▶ **WRITTEN EXERCISE**
Present as a JSON list of strings, one string per line, every line of the material from its first line up to and including the line that contains "height: 5-8 bbox=[1336, 1458, 1362, 1474]". Omit any blank lines.

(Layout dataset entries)
##############################

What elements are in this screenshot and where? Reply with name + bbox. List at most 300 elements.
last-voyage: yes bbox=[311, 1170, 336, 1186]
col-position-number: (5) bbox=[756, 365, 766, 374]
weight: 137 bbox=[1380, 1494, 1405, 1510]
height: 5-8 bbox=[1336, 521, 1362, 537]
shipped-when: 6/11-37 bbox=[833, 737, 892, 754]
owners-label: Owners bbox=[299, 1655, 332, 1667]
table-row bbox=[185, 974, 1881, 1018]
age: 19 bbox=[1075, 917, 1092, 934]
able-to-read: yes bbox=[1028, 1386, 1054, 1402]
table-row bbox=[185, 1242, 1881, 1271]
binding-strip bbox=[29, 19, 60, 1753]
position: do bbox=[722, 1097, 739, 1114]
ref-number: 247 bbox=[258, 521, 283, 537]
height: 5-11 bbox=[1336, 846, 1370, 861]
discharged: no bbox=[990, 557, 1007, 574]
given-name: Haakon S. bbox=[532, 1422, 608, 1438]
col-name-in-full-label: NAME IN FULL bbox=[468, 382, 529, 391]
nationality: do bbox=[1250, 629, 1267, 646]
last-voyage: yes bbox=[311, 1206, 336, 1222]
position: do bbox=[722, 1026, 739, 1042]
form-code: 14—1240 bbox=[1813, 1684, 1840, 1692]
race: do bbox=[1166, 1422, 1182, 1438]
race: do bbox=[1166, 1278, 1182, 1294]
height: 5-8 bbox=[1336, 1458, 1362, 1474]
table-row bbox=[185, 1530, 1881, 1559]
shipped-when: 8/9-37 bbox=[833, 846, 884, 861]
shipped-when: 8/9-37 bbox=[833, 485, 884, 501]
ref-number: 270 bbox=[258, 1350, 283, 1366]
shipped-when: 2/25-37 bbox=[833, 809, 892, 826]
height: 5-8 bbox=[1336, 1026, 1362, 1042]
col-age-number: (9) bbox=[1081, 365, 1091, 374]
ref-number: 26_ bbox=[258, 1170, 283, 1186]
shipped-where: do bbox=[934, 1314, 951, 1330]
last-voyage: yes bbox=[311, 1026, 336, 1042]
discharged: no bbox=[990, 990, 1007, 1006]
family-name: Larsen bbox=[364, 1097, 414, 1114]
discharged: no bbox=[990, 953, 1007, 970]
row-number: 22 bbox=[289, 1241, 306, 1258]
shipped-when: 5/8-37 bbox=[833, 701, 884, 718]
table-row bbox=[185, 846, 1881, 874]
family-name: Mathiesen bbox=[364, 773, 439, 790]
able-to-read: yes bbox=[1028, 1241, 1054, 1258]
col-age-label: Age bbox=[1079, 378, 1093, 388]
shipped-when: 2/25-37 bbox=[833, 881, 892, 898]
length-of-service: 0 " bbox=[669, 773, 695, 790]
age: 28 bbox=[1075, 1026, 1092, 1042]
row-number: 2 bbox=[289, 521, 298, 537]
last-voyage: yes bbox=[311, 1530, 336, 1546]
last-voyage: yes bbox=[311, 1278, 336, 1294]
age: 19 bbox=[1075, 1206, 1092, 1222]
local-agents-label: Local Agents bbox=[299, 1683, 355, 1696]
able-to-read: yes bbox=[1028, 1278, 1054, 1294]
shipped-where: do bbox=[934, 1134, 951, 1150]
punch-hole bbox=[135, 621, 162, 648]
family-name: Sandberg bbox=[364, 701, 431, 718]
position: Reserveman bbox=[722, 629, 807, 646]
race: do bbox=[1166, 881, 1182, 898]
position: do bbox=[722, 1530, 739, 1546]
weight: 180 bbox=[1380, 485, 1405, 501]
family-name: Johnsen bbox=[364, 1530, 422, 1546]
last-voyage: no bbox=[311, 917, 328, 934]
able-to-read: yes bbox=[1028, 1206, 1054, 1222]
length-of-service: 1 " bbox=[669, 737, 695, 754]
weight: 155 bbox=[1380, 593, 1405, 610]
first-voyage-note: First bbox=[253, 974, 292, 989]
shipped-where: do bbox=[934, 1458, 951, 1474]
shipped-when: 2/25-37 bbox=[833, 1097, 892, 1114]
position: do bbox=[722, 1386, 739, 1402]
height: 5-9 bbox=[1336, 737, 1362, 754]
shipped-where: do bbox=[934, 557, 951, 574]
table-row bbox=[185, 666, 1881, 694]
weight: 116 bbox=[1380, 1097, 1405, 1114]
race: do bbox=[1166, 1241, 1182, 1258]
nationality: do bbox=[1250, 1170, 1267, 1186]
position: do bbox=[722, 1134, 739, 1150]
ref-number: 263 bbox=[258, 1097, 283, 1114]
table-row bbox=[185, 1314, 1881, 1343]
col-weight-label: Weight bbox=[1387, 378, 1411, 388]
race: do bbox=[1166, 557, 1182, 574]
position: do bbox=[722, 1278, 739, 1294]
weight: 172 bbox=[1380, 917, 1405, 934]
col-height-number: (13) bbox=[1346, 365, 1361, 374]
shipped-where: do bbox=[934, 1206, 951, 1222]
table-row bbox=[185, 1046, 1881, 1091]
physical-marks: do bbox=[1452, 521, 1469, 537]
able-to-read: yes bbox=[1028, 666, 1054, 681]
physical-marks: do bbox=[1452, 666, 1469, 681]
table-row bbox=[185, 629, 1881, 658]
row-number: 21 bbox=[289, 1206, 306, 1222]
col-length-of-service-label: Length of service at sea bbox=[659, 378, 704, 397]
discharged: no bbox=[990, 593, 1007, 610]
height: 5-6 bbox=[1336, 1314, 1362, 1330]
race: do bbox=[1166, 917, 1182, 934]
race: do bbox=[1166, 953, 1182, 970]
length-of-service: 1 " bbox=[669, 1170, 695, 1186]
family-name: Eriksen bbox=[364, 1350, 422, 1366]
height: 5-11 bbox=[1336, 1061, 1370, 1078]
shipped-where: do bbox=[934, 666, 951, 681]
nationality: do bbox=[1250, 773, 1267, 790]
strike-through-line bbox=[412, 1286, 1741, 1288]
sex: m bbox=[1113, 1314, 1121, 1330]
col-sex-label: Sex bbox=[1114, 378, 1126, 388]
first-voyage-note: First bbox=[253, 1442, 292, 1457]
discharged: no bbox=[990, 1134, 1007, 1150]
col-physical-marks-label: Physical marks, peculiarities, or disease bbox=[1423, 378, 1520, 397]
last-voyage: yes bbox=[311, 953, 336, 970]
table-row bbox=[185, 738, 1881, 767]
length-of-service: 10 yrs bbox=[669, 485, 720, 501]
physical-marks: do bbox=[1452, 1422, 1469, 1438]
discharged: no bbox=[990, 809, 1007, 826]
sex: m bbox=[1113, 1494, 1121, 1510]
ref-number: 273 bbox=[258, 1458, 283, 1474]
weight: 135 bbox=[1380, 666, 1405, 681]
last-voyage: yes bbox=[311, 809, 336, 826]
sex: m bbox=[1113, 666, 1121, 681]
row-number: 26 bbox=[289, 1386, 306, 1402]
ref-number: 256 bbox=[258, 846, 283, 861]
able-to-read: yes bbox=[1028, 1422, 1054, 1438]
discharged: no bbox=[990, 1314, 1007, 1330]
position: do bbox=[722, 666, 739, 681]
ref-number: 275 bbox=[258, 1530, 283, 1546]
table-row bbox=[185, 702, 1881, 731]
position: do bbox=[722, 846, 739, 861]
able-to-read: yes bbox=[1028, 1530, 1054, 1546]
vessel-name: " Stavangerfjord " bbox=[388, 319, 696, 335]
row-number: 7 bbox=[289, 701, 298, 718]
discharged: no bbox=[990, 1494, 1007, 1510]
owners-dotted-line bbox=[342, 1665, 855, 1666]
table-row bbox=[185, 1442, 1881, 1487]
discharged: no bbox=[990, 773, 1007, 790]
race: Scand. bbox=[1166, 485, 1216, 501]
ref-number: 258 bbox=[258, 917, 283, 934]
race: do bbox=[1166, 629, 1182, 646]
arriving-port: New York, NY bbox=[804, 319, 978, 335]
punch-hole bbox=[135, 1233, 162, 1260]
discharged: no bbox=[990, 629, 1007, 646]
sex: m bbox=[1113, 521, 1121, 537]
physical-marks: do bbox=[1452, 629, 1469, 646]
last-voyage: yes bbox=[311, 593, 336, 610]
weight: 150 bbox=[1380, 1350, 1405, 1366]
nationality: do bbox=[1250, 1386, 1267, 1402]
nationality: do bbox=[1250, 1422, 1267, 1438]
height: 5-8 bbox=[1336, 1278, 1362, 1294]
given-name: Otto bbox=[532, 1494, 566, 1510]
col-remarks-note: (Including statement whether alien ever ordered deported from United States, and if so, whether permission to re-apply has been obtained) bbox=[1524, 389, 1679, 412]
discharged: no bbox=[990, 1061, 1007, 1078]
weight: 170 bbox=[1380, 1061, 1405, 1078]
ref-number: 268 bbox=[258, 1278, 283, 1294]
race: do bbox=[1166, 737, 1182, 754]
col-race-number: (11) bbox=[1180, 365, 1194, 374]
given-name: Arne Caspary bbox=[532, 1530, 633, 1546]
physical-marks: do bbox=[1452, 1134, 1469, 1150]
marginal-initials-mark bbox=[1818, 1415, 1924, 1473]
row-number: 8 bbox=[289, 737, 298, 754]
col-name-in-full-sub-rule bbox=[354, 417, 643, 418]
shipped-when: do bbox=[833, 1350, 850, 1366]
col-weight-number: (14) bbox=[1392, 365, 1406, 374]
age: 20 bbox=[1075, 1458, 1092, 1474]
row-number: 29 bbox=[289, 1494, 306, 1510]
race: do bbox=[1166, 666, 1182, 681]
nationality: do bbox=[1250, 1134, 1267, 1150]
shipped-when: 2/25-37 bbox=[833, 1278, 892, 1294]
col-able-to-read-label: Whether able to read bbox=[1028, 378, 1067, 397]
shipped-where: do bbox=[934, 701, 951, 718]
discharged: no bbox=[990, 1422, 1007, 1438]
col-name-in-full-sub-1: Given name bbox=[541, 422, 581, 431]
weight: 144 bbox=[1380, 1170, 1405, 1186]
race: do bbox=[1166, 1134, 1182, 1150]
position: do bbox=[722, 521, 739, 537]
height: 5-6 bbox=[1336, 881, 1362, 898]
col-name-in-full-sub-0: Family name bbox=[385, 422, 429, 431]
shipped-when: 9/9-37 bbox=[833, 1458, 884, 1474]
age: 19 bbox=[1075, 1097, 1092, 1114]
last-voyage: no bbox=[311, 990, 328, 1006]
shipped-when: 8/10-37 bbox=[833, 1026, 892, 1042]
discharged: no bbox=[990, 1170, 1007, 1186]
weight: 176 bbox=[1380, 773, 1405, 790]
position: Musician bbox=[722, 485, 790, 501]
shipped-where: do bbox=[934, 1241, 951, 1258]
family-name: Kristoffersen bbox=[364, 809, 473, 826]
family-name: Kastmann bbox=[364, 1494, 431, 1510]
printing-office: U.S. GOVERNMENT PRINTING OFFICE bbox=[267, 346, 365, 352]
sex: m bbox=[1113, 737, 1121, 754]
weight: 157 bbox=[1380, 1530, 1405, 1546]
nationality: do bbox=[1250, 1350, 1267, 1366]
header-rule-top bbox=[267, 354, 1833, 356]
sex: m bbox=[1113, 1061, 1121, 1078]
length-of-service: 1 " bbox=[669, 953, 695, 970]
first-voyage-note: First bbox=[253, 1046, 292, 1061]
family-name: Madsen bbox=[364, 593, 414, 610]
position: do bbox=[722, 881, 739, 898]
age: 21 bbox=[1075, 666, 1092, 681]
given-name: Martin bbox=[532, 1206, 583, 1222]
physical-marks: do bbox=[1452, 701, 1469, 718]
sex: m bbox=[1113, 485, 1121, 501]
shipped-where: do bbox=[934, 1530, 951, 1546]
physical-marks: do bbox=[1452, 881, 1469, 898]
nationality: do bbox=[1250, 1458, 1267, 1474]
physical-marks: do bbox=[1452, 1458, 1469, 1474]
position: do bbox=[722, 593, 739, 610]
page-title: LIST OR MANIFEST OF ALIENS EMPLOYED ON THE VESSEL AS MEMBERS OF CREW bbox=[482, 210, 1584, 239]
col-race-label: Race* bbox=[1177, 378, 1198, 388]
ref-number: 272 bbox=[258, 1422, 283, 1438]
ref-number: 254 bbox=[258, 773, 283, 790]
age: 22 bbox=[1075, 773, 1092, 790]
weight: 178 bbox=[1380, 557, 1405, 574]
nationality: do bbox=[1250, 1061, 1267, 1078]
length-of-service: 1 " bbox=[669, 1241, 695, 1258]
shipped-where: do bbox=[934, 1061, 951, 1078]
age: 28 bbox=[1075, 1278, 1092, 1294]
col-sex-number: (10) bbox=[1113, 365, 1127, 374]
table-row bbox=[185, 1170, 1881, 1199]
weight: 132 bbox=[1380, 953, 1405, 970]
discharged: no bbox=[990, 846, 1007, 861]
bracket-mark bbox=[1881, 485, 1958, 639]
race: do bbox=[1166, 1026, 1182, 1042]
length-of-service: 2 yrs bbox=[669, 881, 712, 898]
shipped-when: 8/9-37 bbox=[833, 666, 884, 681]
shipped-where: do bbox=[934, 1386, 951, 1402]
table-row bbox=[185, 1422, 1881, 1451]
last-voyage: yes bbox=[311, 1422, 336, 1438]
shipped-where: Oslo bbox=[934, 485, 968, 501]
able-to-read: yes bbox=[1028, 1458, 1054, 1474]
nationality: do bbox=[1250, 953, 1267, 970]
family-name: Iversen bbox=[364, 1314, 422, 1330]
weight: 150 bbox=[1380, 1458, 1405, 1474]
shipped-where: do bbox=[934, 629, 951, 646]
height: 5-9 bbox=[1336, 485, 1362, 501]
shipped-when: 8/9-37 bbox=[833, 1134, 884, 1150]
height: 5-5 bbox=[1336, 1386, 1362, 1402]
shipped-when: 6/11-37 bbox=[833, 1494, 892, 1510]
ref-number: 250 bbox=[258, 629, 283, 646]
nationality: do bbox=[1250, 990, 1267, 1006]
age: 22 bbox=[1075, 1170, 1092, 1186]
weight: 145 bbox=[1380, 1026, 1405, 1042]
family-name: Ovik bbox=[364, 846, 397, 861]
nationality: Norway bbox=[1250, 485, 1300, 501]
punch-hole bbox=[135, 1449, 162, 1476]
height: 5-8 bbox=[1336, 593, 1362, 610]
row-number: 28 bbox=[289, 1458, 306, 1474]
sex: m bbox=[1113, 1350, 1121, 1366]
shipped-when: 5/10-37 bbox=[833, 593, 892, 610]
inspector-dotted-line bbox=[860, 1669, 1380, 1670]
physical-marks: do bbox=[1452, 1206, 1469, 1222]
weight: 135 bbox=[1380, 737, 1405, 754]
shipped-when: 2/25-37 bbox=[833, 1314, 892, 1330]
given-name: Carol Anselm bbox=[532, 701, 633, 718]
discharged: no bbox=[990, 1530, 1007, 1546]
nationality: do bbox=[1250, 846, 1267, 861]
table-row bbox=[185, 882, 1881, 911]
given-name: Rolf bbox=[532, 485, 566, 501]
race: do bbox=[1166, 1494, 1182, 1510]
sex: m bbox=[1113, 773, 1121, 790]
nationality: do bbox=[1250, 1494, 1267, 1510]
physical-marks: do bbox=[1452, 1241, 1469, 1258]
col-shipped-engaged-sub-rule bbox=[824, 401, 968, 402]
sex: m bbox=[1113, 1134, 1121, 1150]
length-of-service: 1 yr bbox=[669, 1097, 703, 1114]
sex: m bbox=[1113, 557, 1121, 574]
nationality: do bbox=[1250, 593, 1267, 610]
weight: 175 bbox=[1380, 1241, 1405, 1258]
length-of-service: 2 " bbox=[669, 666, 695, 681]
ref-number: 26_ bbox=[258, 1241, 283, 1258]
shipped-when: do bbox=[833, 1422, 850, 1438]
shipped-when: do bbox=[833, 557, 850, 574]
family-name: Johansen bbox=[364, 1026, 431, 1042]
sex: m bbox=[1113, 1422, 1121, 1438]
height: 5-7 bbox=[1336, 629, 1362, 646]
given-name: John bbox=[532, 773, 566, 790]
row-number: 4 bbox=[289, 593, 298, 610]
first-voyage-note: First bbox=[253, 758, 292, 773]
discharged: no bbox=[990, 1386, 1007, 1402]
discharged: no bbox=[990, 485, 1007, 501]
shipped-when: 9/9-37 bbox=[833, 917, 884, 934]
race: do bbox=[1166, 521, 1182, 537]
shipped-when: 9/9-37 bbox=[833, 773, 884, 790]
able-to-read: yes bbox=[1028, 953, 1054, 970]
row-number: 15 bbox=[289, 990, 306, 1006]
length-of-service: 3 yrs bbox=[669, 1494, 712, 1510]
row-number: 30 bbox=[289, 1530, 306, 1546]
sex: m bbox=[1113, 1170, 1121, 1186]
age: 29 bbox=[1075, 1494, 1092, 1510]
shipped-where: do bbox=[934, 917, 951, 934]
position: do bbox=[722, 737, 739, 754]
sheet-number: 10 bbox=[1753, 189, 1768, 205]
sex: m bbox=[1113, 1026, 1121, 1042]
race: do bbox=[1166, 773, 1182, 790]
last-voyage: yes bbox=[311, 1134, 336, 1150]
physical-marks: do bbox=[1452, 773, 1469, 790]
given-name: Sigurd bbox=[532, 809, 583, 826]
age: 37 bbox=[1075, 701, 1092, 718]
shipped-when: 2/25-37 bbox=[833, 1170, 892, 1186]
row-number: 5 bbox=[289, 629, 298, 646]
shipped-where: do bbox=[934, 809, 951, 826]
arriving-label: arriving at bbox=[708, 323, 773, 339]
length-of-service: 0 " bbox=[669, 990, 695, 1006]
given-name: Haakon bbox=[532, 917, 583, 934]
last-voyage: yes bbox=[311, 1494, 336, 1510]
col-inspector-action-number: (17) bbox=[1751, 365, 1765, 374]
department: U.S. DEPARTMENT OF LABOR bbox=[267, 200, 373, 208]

##############################

▶ **THE COMPLETED TASK**
[
  "What elements are in this screenshot and where? Reply with name + bbox. List at most 300 elements.",
  "last-voyage: yes bbox=[311, 1170, 336, 1186]",
  "col-position-number: (5) bbox=[756, 365, 766, 374]",
  "weight: 137 bbox=[1380, 1494, 1405, 1510]",
  "height: 5-8 bbox=[1336, 521, 1362, 537]",
  "shipped-when: 6/11-37 bbox=[833, 737, 892, 754]",
  "owners-label: Owners bbox=[299, 1655, 332, 1667]",
  "table-row bbox=[185, 974, 1881, 1018]",
  "age: 19 bbox=[1075, 917, 1092, 934]",
  "able-to-read: yes bbox=[1028, 1386, 1054, 1402]",
  "table-row bbox=[185, 1242, 1881, 1271]",
  "binding-strip bbox=[29, 19, 60, 1753]",
  "position: do bbox=[722, 1097, 739, 1114]",
  "ref-number: 247 bbox=[258, 521, 283, 537]",
  "height: 5-11 bbox=[1336, 846, 1370, 861]",
  "discharged: no bbox=[990, 557, 1007, 574]",
  "given-name: Haakon S. bbox=[532, 1422, 608, 1438]",
  "col-name-in-full-label: NAME IN FULL bbox=[468, 382, 529, 391]",
  "nationality: do bbox=[1250, 629, 1267, 646]",
  "last-voyage: yes bbox=[311, 1206, 336, 1222]",
  "position: do bbox=[722, 1026, 739, 1042]",
  "form-code: 14—1240 bbox=[1813, 1684, 1840, 1692]",
  "race: do bbox=[1166, 1422, 1182, 1438]",
  "race: do bbox=[1166, 1278, 1182, 1294]",
  "height: 5-8 bbox=[1336, 1458, 1362, 1474]"
]